Exactly as written, print each record in the listing.

Task material =>
········
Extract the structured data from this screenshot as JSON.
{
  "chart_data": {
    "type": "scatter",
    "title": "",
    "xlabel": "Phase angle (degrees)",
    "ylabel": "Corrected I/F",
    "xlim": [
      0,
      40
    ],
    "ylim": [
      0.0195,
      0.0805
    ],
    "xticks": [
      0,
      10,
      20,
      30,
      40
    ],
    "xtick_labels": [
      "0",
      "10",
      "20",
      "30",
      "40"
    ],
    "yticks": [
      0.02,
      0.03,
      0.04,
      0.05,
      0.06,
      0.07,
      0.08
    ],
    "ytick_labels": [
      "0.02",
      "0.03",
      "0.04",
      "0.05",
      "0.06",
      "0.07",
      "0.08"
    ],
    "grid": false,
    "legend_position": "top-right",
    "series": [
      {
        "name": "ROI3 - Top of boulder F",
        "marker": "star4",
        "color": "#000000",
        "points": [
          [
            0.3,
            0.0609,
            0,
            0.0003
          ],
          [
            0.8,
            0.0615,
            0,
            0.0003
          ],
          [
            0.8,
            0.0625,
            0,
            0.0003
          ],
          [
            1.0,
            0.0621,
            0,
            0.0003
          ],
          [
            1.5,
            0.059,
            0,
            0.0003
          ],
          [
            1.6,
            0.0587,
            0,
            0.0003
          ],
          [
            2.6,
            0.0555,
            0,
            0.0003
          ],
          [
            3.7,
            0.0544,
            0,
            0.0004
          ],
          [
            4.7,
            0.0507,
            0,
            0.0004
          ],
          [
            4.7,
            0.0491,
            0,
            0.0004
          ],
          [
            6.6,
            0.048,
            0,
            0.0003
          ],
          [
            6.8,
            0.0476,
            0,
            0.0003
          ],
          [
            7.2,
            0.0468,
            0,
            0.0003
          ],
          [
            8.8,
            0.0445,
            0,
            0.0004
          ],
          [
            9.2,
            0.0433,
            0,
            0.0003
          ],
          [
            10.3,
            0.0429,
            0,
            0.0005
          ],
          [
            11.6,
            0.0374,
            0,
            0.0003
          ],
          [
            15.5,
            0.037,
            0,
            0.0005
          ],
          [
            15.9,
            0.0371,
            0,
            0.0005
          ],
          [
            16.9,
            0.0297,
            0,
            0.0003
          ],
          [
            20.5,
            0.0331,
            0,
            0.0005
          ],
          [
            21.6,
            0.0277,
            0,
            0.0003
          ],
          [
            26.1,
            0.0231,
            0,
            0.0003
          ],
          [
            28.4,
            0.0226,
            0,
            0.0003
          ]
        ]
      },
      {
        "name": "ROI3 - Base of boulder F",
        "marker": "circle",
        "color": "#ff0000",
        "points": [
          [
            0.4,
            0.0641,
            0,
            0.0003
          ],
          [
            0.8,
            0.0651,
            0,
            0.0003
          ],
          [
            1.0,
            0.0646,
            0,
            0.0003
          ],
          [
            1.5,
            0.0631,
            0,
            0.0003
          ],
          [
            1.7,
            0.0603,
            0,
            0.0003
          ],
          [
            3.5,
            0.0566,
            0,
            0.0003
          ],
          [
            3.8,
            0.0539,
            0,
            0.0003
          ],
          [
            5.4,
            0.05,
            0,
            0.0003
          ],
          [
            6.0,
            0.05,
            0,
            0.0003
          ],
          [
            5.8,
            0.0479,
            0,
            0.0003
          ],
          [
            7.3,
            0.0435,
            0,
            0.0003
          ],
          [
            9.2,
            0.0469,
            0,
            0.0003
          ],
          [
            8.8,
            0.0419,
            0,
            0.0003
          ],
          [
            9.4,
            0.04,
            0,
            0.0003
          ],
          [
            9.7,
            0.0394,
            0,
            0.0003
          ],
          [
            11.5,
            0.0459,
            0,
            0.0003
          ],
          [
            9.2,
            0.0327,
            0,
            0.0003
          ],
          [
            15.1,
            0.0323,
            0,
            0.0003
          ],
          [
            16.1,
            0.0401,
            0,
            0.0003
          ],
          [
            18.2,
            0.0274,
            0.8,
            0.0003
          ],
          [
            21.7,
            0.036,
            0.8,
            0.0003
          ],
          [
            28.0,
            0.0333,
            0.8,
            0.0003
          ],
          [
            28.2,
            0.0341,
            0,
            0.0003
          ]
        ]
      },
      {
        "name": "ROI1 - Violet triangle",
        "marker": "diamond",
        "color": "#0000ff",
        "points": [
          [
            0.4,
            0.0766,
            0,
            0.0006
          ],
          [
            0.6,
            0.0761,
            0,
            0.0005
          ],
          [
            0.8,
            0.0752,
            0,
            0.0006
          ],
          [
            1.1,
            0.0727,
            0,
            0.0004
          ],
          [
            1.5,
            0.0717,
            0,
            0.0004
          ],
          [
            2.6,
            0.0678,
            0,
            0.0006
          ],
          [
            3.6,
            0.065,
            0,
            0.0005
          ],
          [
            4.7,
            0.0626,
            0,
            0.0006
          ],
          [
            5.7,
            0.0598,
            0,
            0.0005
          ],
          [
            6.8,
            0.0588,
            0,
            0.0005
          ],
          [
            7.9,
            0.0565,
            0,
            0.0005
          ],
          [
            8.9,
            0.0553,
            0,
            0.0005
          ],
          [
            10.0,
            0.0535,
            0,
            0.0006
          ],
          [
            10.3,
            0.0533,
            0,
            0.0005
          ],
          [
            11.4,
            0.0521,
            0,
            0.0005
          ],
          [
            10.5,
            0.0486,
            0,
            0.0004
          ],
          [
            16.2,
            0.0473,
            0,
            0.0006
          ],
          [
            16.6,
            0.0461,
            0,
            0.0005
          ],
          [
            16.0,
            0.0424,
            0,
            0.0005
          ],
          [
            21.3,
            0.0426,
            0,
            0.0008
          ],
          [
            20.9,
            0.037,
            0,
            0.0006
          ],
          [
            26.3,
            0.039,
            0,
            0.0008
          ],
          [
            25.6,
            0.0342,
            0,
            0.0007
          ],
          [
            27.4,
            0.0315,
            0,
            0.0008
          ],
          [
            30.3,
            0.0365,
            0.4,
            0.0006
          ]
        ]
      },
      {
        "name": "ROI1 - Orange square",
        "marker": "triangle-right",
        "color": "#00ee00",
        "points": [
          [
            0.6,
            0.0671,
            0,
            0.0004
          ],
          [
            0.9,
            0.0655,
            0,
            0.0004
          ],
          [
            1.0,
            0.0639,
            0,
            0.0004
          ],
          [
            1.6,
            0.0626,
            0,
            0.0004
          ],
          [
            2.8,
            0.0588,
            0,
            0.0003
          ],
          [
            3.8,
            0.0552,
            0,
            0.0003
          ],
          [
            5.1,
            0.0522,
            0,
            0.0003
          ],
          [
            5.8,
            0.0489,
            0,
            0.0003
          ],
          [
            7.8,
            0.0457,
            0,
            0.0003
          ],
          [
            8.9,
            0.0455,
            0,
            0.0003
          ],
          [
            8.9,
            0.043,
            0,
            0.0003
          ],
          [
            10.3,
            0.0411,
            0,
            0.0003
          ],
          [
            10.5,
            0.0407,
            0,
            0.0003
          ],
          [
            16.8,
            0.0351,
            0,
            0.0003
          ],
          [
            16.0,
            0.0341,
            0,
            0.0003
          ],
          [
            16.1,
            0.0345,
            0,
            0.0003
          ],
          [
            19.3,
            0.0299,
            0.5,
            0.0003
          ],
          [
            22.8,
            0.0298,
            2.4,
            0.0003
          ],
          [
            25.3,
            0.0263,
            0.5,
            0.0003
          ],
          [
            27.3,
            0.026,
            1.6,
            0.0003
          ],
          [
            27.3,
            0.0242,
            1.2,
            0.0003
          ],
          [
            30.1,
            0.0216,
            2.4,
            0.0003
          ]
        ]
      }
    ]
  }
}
········
Solution =>
Extract the structured data from this screenshot as JSON.
{
  "chart_data": {
    "type": "scatter",
    "title": "",
    "xlabel": "Phase angle (degrees)",
    "ylabel": "Corrected I/F",
    "xlim": [
      0,
      40
    ],
    "ylim": [
      0.0195,
      0.0805
    ],
    "xticks": [
      0,
      10,
      20,
      30,
      40
    ],
    "xtick_labels": [
      "0",
      "10",
      "20",
      "30",
      "40"
    ],
    "yticks": [
      0.02,
      0.03,
      0.04,
      0.05,
      0.06,
      0.07,
      0.08
    ],
    "ytick_labels": [
      "0.02",
      "0.03",
      "0.04",
      "0.05",
      "0.06",
      "0.07",
      "0.08"
    ],
    "grid": false,
    "legend_position": "top-right",
    "series": [
      {
        "name": "ROI3 - Top of boulder F",
        "marker": "star4",
        "color": "#000000",
        "points": [
          [
            0.3,
            0.0609,
            0,
            0.0003
          ],
          [
            0.8,
            0.0615,
            0,
            0.0003
          ],
          [
            0.8,
            0.0625,
            0,
            0.0003
          ],
          [
            1.0,
            0.0621,
            0,
            0.0003
          ],
          [
            1.5,
            0.059,
            0,
            0.0003
          ],
          [
            1.6,
            0.0587,
            0,
            0.0003
          ],
          [
            2.6,
            0.0555,
            0,
            0.0003
          ],
          [
            3.7,
            0.0544,
            0,
            0.0004
          ],
          [
            4.7,
            0.0507,
            0,
            0.0004
          ],
          [
            4.7,
            0.0491,
            0,
            0.0004
          ],
          [
            6.6,
            0.048,
            0,
            0.0003
          ],
          [
            6.8,
            0.0476,
            0,
            0.0003
          ],
          [
            7.2,
            0.0468,
            0,
            0.0003
          ],
          [
            8.8,
            0.0445,
            0,
            0.0004
          ],
          [
            9.2,
            0.0433,
            0,
            0.0003
          ],
          [
            10.3,
            0.0429,
            0,
            0.0005
          ],
          [
            11.6,
            0.0374,
            0,
            0.0003
          ],
          [
            15.5,
            0.037,
            0,
            0.0005
          ],
          [
            15.9,
            0.0371,
            0,
            0.0005
          ],
          [
            16.9,
            0.0297,
            0,
            0.0003
          ],
          [
            20.5,
            0.0331,
            0,
            0.0005
          ],
          [
            21.6,
            0.0277,
            0,
            0.0003
          ],
          [
            26.1,
            0.0231,
            0,
            0.0003
          ],
          [
            28.4,
            0.0226,
            0,
            0.0003
          ]
        ]
      },
      {
        "name": "ROI3 - Base of boulder F",
        "marker": "circle",
        "color": "#ff0000",
        "points": [
          [
            0.4,
            0.0641,
            0,
            0.0003
          ],
          [
            0.8,
            0.0651,
            0,
            0.0003
          ],
          [
            1.0,
            0.0646,
            0,
            0.0003
          ],
          [
            1.5,
            0.0631,
            0,
            0.0003
          ],
          [
            1.7,
            0.0603,
            0,
            0.0003
          ],
          [
            3.5,
            0.0566,
            0,
            0.0003
          ],
          [
            3.8,
            0.0539,
            0,
            0.0003
          ],
          [
            5.4,
            0.05,
            0,
            0.0003
          ],
          [
            6.0,
            0.05,
            0,
            0.0003
          ],
          [
            5.8,
            0.0479,
            0,
            0.0003
          ],
          [
            7.3,
            0.0435,
            0,
            0.0003
          ],
          [
            9.2,
            0.0469,
            0,
            0.0003
          ],
          [
            8.8,
            0.0419,
            0,
            0.0003
          ],
          [
            9.4,
            0.04,
            0,
            0.0003
          ],
          [
            9.7,
            0.0394,
            0,
            0.0003
          ],
          [
            11.5,
            0.0459,
            0,
            0.0003
          ],
          [
            9.2,
            0.0327,
            0,
            0.0003
          ],
          [
            15.1,
            0.0323,
            0,
            0.0003
          ],
          [
            16.1,
            0.0401,
            0,
            0.0003
          ],
          [
            18.2,
            0.0274,
            0.8,
            0.0003
          ],
          [
            21.7,
            0.036,
            0.8,
            0.0003
          ],
          [
            28.0,
            0.0333,
            0.8,
            0.0003
          ],
          [
            28.2,
            0.0341,
            0,
            0.0003
          ]
        ]
      },
      {
        "name": "ROI1 - Violet triangle",
        "marker": "diamond",
        "color": "#0000ff",
        "points": [
          [
            0.4,
            0.0766,
            0,
            0.0006
          ],
          [
            0.6,
            0.0761,
            0,
            0.0005
          ],
          [
            0.8,
            0.0752,
            0,
            0.0006
          ],
          [
            1.1,
            0.0727,
            0,
            0.0004
          ],
          [
            1.5,
            0.0717,
            0,
            0.0004
          ],
          [
            2.6,
            0.0678,
            0,
            0.0006
          ],
          [
            3.6,
            0.065,
            0,
            0.0005
          ],
          [
            4.7,
            0.0626,
            0,
            0.0006
          ],
          [
            5.7,
            0.0598,
            0,
            0.0005
          ],
          [
            6.8,
            0.0588,
            0,
            0.0005
          ],
          [
            7.9,
            0.0565,
            0,
            0.0005
          ],
          [
            8.9,
            0.0553,
            0,
            0.0005
          ],
          [
            10.0,
            0.0535,
            0,
            0.0006
          ],
          [
            10.3,
            0.0533,
            0,
            0.0005
          ],
          [
            11.4,
            0.0521,
            0,
            0.0005
          ],
          [
            10.5,
            0.0486,
            0,
            0.0004
          ],
          [
            16.2,
            0.0473,
            0,
            0.0006
          ],
          [
            16.6,
            0.0461,
            0,
            0.0005
          ],
          [
            16.0,
            0.0424,
            0,
            0.0005
          ],
          [
            21.3,
            0.0426,
            0,
            0.0008
          ],
          [
            20.9,
            0.037,
            0,
            0.0006
          ],
          [
            26.3,
            0.039,
            0,
            0.0008
          ],
          [
            25.6,
            0.0342,
            0,
            0.0007
          ],
          [
            27.4,
            0.0315,
            0,
            0.0008
          ],
          [
            30.3,
            0.0365,
            0.4,
            0.0006
          ]
        ]
      },
      {
        "name": "ROI1 - Orange square",
        "marker": "triangle-right",
        "color": "#00ee00",
        "points": [
          [
            0.6,
            0.0671,
            0,
            0.0004
          ],
          [
            0.9,
            0.0655,
            0,
            0.0004
          ],
          [
            1.0,
            0.0639,
            0,
            0.0004
          ],
          [
            1.6,
            0.0626,
            0,
            0.0004
          ],
          [
            2.8,
            0.0588,
            0,
            0.0003
          ],
          [
            3.8,
            0.0552,
            0,
            0.0003
          ],
          [
            5.1,
            0.0522,
            0,
            0.0003
          ],
          [
            5.8,
            0.0489,
            0,
            0.0003
          ],
          [
            7.8,
            0.0457,
            0,
            0.0003
          ],
          [
            8.9,
            0.0455,
            0,
            0.0003
          ],
          [
            8.9,
            0.043,
            0,
            0.0003
          ],
          [
            10.3,
            0.0411,
            0,
            0.0003
          ],
          [
            10.5,
            0.0407,
            0,
            0.0003
          ],
          [
            16.8,
            0.0351,
            0,
            0.0003
          ],
          [
            16.0,
            0.0341,
            0,
            0.0003
          ],
          [
            16.1,
            0.0345,
            0,
            0.0003
          ],
          [
            19.3,
            0.0299,
            0.5,
            0.0003
          ],
          [
            22.8,
            0.0298,
            2.4,
            0.0003
          ],
          [
            25.3,
            0.0263,
            0.5,
            0.0003
          ],
          [
            27.3,
            0.026,
            1.6,
            0.0003
          ],
          [
            27.3,
            0.0242,
            1.2,
            0.0003
          ],
          [
            30.1,
            0.0216,
            2.4,
            0.0003
          ]
        ]
      }
    ]
  }
}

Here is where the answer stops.